Exercise task -
Lines containing the word "Schedule" are the ones to copy from the records below.

Task input -
================

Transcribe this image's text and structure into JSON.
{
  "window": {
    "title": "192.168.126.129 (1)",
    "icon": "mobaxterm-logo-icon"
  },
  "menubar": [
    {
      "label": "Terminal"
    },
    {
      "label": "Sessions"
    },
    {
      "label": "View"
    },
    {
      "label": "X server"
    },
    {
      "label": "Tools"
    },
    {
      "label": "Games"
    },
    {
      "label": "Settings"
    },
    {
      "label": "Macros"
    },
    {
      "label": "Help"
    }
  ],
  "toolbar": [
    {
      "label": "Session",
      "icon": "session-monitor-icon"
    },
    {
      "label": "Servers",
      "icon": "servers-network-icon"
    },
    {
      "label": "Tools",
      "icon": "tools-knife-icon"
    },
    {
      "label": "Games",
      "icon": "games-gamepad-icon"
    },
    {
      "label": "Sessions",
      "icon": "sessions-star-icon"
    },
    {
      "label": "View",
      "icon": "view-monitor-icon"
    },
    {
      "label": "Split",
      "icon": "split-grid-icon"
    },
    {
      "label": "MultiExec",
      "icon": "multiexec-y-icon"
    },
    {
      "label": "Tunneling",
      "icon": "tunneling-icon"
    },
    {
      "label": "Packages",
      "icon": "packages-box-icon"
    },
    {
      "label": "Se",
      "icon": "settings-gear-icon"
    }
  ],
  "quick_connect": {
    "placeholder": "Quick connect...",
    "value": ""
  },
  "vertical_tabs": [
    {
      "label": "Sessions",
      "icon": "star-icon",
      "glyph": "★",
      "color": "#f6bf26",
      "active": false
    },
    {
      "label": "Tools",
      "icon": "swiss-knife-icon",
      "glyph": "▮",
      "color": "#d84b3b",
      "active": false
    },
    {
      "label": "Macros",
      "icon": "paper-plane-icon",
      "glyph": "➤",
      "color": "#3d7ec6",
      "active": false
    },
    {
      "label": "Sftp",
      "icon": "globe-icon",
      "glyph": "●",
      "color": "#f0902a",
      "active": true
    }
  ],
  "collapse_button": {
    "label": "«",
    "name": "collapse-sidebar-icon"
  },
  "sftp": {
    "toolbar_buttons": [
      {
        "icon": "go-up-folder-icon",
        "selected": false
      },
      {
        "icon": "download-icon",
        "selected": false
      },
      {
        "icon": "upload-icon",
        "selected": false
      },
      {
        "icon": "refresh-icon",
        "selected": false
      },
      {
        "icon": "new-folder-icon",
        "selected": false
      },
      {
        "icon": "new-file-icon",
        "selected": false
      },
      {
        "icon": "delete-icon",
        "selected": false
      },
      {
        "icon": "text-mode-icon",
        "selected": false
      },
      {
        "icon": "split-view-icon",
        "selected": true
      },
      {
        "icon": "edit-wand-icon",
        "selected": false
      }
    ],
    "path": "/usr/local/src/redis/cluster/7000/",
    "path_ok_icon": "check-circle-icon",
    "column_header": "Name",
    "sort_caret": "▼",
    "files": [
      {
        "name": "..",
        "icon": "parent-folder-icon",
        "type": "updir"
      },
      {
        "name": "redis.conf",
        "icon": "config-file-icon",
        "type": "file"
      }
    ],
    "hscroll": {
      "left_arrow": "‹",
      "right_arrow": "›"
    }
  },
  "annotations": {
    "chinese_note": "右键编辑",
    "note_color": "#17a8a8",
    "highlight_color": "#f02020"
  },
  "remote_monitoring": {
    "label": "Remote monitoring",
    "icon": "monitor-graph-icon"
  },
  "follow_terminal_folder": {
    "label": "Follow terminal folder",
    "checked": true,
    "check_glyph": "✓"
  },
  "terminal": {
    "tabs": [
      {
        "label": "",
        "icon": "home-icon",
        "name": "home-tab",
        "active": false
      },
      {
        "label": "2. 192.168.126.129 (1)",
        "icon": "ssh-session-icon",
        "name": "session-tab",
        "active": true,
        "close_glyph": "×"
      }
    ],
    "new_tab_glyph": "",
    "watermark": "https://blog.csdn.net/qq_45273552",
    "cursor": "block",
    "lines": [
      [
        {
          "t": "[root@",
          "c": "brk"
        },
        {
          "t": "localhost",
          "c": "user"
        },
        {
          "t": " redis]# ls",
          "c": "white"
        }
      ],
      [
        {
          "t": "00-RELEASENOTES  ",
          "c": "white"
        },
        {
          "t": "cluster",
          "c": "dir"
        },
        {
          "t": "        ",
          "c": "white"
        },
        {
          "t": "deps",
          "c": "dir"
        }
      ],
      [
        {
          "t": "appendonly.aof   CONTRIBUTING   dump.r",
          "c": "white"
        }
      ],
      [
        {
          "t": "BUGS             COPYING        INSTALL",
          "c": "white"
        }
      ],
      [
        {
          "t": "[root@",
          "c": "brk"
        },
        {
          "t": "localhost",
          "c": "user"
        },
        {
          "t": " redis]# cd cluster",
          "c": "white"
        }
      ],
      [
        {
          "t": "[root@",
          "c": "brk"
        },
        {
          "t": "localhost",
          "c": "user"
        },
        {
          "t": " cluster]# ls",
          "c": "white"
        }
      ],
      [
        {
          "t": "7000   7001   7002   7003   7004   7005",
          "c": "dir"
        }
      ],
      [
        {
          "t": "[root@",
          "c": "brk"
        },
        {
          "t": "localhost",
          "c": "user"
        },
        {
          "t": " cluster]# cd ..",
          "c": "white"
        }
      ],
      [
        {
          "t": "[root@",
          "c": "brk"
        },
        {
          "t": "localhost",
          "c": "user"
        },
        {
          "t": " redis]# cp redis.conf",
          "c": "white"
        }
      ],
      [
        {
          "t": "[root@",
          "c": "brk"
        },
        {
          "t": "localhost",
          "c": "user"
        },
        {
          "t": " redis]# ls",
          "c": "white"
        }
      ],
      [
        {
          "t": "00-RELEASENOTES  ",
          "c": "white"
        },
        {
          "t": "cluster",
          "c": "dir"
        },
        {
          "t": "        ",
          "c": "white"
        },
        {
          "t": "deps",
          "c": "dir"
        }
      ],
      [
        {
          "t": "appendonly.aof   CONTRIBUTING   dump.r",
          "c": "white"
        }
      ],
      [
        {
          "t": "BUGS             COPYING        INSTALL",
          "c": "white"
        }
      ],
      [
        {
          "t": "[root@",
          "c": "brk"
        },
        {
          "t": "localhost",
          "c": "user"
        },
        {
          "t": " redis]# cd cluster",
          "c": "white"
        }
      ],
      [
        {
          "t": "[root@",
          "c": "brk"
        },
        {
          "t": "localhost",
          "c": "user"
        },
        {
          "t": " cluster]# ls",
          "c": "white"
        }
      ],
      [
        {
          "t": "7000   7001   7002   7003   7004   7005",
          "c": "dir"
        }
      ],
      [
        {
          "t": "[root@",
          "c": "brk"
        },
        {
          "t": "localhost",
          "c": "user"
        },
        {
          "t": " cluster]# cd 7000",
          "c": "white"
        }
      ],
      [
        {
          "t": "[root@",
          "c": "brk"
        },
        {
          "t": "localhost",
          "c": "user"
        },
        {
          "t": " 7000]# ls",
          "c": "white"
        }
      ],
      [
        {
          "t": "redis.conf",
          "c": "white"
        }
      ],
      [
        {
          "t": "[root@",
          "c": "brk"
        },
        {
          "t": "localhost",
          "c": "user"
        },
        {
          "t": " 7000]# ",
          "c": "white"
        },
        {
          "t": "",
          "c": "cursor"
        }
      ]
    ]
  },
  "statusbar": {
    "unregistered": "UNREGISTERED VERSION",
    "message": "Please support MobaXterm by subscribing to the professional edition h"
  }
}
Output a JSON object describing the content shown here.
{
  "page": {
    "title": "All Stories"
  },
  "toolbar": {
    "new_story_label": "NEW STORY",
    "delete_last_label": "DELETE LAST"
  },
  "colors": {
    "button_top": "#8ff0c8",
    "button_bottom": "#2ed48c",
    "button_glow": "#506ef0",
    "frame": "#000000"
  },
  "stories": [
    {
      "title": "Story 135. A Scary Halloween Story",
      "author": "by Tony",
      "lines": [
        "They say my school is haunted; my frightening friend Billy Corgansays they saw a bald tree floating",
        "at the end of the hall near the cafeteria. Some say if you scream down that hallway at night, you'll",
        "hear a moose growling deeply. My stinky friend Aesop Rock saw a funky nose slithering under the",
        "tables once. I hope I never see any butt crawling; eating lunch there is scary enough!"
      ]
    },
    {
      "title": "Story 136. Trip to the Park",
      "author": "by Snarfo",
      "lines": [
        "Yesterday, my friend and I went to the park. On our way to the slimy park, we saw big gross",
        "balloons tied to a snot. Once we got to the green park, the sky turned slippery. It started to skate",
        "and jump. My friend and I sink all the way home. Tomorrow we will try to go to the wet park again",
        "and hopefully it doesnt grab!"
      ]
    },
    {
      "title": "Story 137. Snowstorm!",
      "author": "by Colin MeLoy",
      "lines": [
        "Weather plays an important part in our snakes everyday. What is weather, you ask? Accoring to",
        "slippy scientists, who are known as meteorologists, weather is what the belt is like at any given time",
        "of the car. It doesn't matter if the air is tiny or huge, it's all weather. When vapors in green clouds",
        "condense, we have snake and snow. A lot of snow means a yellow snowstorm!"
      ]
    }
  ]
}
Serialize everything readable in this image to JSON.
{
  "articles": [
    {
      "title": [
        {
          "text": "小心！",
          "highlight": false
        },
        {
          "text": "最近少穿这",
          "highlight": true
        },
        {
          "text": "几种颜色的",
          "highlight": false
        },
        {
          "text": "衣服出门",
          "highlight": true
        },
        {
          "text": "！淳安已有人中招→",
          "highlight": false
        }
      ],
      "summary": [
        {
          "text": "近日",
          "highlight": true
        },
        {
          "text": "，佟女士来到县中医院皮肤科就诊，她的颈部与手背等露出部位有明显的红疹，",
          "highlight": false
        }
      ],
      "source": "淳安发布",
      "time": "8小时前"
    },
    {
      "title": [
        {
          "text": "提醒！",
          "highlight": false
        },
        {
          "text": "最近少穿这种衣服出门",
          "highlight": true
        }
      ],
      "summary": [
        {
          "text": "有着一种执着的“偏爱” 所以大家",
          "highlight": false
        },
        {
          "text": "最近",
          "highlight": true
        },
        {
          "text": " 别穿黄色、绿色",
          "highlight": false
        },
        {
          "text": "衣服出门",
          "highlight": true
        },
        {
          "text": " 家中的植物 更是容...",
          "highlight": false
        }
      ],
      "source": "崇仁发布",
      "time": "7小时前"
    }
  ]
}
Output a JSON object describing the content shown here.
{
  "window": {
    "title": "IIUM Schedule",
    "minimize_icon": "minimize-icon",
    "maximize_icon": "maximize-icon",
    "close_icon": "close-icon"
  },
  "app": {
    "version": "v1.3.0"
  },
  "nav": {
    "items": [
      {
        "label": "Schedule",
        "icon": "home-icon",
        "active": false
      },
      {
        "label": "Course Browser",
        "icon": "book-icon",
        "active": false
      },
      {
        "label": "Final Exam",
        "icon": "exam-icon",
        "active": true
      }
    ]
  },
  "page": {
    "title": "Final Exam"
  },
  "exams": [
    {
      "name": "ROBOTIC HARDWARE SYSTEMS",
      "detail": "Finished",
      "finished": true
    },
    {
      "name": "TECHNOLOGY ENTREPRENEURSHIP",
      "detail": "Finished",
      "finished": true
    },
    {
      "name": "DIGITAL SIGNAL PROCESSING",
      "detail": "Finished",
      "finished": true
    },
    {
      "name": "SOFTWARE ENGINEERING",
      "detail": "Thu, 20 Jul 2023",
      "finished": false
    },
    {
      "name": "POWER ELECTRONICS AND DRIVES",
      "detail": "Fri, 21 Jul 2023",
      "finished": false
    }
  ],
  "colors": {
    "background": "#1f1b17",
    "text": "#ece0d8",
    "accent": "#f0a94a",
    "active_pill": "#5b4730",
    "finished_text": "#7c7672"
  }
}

================

Answer for the task -
    "title": "IIUM Schedule",
        "label": "Schedule",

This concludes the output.